***** ENTRIES SHOWN

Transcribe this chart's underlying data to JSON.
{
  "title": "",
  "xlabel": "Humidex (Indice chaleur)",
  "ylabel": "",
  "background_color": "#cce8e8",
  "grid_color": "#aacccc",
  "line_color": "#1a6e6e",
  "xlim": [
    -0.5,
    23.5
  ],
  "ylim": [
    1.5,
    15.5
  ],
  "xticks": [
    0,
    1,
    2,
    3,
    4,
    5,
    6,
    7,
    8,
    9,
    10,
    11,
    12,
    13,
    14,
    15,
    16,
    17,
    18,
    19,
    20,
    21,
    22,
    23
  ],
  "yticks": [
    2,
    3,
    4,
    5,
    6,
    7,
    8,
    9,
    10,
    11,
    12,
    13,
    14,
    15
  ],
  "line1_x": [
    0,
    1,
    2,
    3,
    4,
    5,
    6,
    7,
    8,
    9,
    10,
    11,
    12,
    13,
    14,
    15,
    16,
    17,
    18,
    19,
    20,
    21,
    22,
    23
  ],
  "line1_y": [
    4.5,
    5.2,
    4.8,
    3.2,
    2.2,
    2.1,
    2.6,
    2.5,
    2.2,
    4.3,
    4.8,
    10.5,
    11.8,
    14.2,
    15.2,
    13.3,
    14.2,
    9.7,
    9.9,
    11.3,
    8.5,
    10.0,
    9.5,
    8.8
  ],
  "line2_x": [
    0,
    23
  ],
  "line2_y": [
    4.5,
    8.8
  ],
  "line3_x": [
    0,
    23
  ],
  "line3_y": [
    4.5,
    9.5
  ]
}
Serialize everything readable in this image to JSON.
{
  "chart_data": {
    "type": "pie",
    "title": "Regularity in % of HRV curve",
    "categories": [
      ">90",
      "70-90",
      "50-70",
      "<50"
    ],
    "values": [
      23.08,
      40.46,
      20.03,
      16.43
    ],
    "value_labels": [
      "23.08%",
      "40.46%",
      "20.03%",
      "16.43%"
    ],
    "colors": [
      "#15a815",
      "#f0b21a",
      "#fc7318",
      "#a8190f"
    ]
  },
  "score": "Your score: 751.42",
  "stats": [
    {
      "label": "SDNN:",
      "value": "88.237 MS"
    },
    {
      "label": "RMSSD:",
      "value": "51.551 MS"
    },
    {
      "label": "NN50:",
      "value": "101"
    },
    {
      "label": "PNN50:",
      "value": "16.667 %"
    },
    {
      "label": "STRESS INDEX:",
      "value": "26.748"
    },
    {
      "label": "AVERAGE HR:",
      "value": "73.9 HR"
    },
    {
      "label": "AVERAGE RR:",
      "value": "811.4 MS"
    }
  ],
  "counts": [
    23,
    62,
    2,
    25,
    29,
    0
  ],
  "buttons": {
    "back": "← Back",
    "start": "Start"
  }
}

**********

(STATED EXERCISE) Your task is to quote the listing above word for word.

(TASK RESPONSE)
Transcribe this chart's underlying data to JSON.
{
  "title": "",
  "xlabel": "Humidex (Indice chaleur)",
  "ylabel": "",
  "background_color": "#cce8e8",
  "grid_color": "#aacccc",
  "line_color": "#1a6e6e",
  "xlim": [
    -0.5,
    23.5
  ],
  "ylim": [
    1.5,
    15.5
  ],
  "xticks": [
    0,
    1,
    2,
    3,
    4,
    5,
    6,
    7,
    8,
    9,
    10,
    11,
    12,
    13,
    14,
    15,
    16,
    17,
    18,
    19,
    20,
    21,
    22,
    23
  ],
  "yticks": [
    2,
    3,
    4,
    5,
    6,
    7,
    8,
    9,
    10,
    11,
    12,
    13,
    14,
    15
  ],
  "line1_x": [
    0,
    1,
    2,
    3,
    4,
    5,
    6,
    7,
    8,
    9,
    10,
    11,
    12,
    13,
    14,
    15,
    16,
    17,
    18,
    19,
    20,
    21,
    22,
    23
  ],
  "line1_y": [
    4.5,
    5.2,
    4.8,
    3.2,
    2.2,
    2.1,
    2.6,
    2.5,
    2.2,
    4.3,
    4.8,
    10.5,
    11.8,
    14.2,
    15.2,
    13.3,
    14.2,
    9.7,
    9.9,
    11.3,
    8.5,
    10.0,
    9.5,
    8.8
  ],
  "line2_x": [
    0,
    23
  ],
  "line2_y": [
    4.5,
    8.8
  ],
  "line3_x": [
    0,
    23
  ],
  "line3_y": [
    4.5,
    9.5
  ]
}
Serialize everything readable in this image to JSON.
{
  "chart_data": {
    "type": "pie",
    "title": "Regularity in % of HRV curve",
    "categories": [
      ">90",
      "70-90",
      "50-70",
      "<50"
    ],
    "values": [
      23.08,
      40.46,
      20.03,
      16.43
    ],
    "value_labels": [
      "23.08%",
      "40.46%",
      "20.03%",
      "16.43%"
    ],
    "colors": [
      "#15a815",
      "#f0b21a",
      "#fc7318",
      "#a8190f"
    ]
  },
  "score": "Your score: 751.42",
  "stats": [
    {
      "label": "SDNN:",
      "value": "88.237 MS"
    },
    {
      "label": "RMSSD:",
      "value": "51.551 MS"
    },
    {
      "label": "NN50:",
      "value": "101"
    },
    {
      "label": "PNN50:",
      "value": "16.667 %"
    },
    {
      "label": "STRESS INDEX:",
      "value": "26.748"
    },
    {
      "label": "AVERAGE HR:",
      "value": "73.9 HR"
    },
    {
      "label": "AVERAGE RR:",
      "value": "811.4 MS"
    }
  ],
  "counts": [
    23,
    62,
    2,
    25,
    29,
    0
  ],
  "buttons": {
    "back": "← Back",
    "start": "Start"
  }
}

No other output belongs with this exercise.